### Problem to work on
For the data below, work out how many lines contain the word "Mode" and supply only that number.
— start —
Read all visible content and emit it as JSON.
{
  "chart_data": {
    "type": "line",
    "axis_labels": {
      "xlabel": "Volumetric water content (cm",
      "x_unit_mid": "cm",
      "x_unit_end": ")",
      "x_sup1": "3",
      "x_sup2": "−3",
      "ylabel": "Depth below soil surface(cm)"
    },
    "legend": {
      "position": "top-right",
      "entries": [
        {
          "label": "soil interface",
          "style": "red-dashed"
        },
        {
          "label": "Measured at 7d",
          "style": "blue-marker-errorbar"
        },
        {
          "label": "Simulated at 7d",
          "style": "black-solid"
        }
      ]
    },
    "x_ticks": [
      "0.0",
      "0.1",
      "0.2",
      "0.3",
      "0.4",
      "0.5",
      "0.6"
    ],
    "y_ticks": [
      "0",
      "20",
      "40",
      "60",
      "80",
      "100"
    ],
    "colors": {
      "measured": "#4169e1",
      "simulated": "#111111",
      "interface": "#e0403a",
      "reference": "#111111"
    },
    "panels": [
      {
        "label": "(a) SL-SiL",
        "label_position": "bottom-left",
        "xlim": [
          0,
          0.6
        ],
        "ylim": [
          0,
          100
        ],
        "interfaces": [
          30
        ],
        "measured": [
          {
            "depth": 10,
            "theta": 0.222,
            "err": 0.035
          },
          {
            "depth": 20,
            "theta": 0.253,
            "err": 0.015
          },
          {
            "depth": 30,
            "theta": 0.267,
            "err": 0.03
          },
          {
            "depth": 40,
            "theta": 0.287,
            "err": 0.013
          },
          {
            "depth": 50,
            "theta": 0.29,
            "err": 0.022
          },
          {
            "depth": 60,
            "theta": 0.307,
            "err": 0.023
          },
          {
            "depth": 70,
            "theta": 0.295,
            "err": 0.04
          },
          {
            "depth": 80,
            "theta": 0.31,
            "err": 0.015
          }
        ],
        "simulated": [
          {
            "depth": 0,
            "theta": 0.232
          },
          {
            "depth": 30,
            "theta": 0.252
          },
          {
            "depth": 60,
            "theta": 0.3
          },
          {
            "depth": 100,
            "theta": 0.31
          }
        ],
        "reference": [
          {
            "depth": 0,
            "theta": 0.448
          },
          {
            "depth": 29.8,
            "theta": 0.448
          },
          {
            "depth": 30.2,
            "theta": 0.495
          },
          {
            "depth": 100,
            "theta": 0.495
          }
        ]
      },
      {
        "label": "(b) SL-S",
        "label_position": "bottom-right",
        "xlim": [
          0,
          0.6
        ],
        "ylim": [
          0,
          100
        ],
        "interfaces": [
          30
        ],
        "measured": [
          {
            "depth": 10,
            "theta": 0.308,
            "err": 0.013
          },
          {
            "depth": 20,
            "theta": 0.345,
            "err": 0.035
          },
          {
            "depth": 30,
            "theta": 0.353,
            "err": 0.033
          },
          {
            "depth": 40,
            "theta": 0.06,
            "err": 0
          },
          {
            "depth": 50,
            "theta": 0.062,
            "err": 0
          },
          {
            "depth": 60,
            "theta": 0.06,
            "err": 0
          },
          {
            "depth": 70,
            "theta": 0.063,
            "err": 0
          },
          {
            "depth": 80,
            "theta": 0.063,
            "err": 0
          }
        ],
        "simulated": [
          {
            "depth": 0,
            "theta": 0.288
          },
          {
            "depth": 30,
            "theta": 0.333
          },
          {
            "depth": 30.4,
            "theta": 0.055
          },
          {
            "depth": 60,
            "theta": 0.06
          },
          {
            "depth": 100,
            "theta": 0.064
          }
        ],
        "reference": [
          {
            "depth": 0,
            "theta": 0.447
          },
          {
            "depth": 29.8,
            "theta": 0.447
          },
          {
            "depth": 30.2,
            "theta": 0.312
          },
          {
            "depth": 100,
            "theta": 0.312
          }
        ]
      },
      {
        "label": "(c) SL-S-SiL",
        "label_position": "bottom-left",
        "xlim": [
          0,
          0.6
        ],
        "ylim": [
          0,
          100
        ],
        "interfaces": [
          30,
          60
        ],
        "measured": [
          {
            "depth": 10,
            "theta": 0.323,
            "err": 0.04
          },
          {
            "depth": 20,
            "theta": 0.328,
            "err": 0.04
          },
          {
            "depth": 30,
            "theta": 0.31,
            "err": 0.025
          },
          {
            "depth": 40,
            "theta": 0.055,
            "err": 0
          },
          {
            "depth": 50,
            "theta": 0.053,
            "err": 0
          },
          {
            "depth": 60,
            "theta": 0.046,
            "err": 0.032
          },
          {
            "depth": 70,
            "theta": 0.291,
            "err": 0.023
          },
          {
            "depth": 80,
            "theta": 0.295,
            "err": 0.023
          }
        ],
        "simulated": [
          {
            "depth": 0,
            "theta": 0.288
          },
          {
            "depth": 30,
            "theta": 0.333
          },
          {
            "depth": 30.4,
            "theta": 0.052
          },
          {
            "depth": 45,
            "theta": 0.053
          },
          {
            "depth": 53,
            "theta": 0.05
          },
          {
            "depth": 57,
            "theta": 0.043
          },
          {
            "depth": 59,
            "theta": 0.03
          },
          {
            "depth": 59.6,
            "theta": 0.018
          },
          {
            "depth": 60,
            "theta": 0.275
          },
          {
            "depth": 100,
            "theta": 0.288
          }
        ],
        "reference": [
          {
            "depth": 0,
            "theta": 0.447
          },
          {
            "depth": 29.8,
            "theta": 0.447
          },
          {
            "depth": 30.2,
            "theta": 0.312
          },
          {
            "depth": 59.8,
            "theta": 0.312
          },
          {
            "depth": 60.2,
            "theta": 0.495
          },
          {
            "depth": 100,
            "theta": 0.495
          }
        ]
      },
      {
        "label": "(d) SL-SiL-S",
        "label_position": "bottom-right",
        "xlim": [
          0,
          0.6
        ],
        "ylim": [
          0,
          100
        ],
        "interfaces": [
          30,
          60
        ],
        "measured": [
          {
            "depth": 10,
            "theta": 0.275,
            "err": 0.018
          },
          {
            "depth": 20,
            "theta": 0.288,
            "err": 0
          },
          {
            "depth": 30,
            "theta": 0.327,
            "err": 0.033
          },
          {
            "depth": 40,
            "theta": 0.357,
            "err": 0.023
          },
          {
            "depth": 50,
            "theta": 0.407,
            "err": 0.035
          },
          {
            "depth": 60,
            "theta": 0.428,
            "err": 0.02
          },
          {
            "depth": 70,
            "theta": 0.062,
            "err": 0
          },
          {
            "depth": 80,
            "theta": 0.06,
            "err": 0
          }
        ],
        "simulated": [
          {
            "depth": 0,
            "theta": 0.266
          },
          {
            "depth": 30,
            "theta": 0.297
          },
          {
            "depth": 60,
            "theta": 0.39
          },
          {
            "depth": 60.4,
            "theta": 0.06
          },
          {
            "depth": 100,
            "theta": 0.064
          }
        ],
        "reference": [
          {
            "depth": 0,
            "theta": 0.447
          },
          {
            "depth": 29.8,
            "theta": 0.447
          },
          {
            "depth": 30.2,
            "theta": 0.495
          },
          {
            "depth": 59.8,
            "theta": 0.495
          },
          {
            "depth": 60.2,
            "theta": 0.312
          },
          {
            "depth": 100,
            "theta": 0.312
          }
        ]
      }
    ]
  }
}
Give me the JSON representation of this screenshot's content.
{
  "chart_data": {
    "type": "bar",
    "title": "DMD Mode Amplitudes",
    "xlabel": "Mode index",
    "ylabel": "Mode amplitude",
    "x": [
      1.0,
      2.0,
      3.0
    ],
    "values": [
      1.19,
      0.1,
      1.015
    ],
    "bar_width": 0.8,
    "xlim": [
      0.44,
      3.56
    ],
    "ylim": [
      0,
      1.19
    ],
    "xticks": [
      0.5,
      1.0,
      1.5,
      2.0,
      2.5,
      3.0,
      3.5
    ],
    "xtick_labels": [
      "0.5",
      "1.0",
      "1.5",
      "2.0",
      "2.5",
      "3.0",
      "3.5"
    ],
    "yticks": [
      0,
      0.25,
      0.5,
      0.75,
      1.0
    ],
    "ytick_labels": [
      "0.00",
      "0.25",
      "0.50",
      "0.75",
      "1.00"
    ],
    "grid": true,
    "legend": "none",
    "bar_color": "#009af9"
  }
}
— end —
### The output
3